- **INSTRUCTION**
Look through the data below. Show each line where the string "this" occurs.

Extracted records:
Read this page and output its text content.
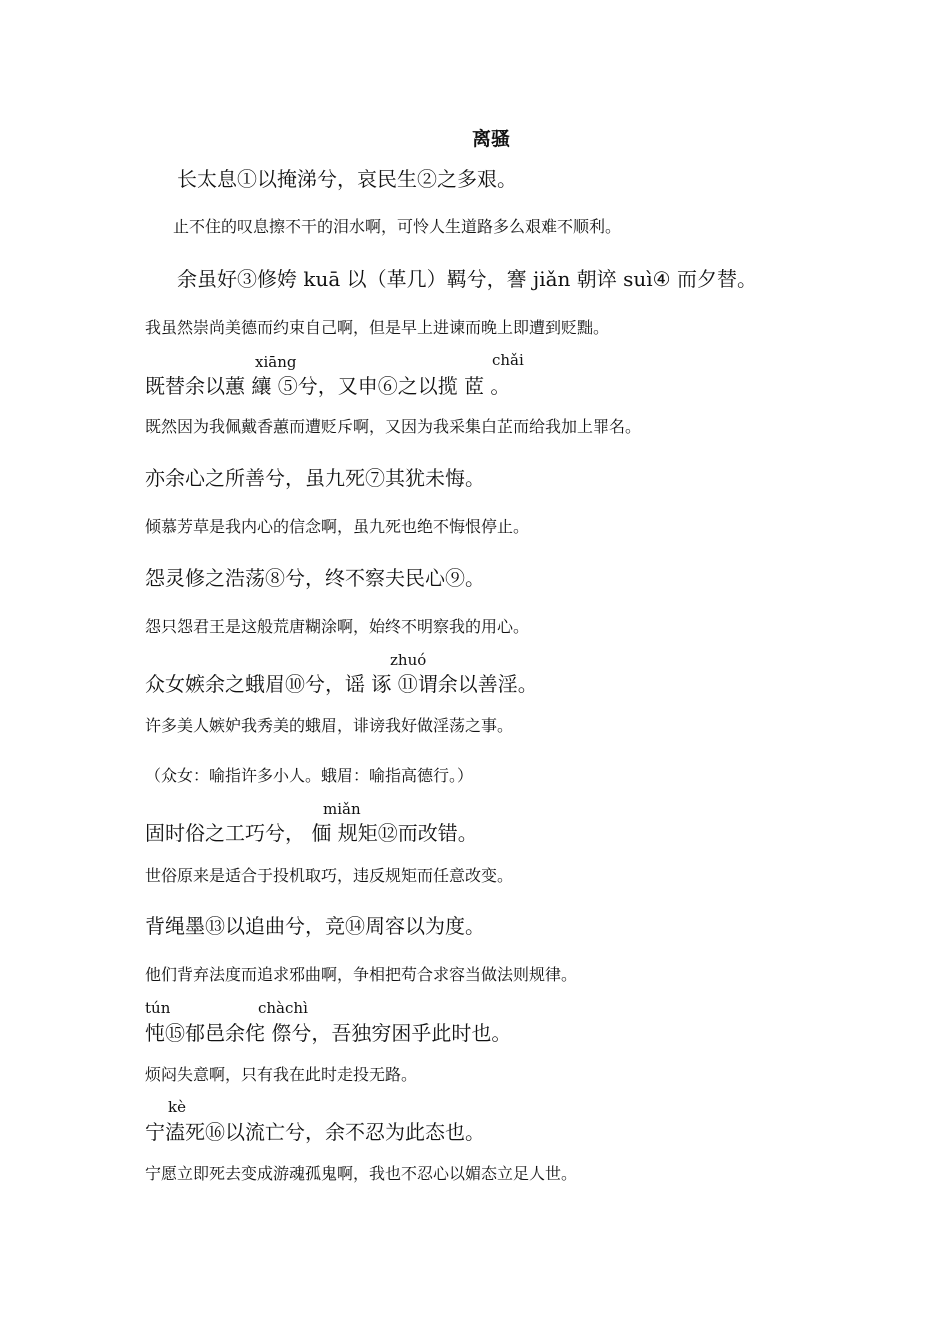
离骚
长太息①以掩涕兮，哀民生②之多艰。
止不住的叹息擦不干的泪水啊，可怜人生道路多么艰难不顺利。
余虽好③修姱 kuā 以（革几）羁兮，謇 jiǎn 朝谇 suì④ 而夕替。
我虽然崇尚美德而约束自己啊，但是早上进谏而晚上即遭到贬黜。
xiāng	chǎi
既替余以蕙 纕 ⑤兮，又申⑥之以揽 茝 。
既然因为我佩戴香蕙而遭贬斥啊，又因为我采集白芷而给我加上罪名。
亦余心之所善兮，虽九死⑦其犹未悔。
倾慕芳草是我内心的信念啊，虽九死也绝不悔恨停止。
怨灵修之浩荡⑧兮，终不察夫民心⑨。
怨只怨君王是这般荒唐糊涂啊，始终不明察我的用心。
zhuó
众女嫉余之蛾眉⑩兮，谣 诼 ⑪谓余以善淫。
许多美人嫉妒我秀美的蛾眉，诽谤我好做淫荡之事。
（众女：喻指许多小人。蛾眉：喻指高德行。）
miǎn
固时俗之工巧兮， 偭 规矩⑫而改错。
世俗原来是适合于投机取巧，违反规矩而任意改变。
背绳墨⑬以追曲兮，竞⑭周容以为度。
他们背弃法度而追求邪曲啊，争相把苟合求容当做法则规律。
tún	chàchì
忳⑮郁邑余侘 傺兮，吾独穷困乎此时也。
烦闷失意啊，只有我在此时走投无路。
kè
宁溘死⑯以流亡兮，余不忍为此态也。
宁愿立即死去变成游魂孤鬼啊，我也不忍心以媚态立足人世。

---

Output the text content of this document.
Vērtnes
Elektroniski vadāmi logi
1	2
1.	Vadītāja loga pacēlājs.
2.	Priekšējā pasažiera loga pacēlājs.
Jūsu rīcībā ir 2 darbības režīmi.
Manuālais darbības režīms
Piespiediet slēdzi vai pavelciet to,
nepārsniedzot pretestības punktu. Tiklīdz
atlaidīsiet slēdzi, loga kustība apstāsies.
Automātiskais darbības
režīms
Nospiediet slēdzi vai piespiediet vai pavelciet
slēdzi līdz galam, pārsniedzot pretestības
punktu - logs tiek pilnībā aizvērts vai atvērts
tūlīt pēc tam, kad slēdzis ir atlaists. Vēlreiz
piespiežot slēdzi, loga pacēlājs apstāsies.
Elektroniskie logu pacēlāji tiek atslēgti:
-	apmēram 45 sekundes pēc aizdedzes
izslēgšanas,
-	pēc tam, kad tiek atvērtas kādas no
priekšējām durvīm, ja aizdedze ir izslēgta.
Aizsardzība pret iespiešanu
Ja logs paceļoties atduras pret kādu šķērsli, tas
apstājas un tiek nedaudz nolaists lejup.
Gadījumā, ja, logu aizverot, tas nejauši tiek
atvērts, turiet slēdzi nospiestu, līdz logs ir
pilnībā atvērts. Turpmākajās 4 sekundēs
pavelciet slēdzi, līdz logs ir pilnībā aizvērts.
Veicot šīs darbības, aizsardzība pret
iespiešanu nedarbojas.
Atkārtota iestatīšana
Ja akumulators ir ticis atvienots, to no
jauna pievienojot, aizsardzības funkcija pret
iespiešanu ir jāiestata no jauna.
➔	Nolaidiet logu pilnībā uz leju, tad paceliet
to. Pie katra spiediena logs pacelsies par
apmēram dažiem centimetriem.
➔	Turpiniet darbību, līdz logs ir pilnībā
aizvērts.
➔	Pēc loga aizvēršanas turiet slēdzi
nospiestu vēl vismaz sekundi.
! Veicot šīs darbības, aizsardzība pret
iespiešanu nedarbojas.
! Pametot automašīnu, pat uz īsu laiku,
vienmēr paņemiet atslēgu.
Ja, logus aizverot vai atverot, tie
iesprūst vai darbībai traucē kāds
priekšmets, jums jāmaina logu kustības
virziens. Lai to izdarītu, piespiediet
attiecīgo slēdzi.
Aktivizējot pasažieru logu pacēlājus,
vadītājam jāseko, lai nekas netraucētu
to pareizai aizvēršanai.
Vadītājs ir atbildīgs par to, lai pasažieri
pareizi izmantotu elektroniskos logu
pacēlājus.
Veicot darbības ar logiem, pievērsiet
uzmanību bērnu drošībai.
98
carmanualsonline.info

- **EXERCISE RESPONSE**
Read this page and output its text content.
Output the text content of this document.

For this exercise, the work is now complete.